▽

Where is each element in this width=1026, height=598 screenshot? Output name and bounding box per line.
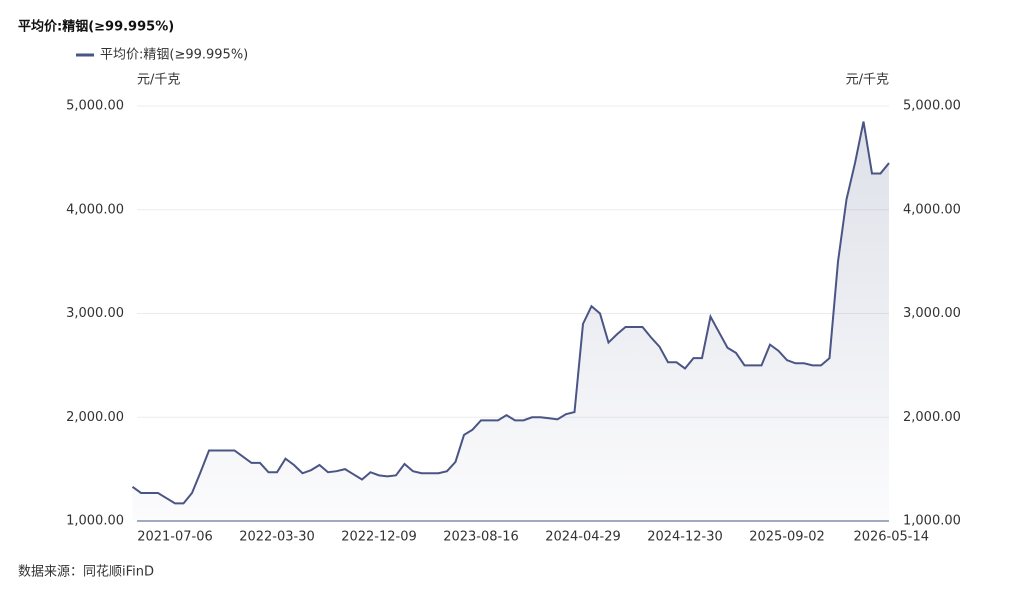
x-tick-label: 2021-07-06 [137,530,213,545]
x-tick-label: 2024-12-30 [647,530,723,545]
y2-tick-label: 4,000.00 [903,202,961,217]
legend-label: 平均价:精铟(≥99.995%) [100,48,248,63]
x-tick-label: 2026-05-14 [853,530,929,545]
line-area [132,121,889,521]
line [131,121,890,505]
source-note: 数据来源：同花顺iFinD [18,564,154,580]
y2-tick-label: 5,000.00 [903,99,961,114]
y-tick-label: 2,000.00 [66,410,124,425]
y2-unit: 元/千克 [846,73,889,88]
y-unit: 元/千克 [137,73,180,88]
y-tick-label: 3,000.00 [66,306,124,321]
y-tick-label: 5,000.00 [66,99,124,114]
y2-tick-label: 2,000.00 [903,410,961,425]
x-tick-label: 2024-04-29 [545,530,621,545]
y2-tick-label: 3,000.00 [903,306,961,321]
x-tick-label: 2025-09-02 [749,530,825,545]
y-tick-label: 4,000.00 [66,202,124,217]
x-tick-label: 2022-03-30 [239,530,315,545]
x-tick-label: 2022-12-09 [341,530,417,545]
y2-tick-label: 1,000.00 [903,514,961,529]
chart-title: 平均价:精铟(≥99.995%) [18,19,174,35]
y-tick-label: 1,000.00 [66,514,124,529]
x-tick-label: 2023-08-16 [443,530,519,545]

△

What to work on: Which lines in the listing above contain the string "unit"? Show each of them in full.

Solution:
y2-unit: 元/千克 [846,73,889,88]
y-unit: 元/千克 [137,73,180,88]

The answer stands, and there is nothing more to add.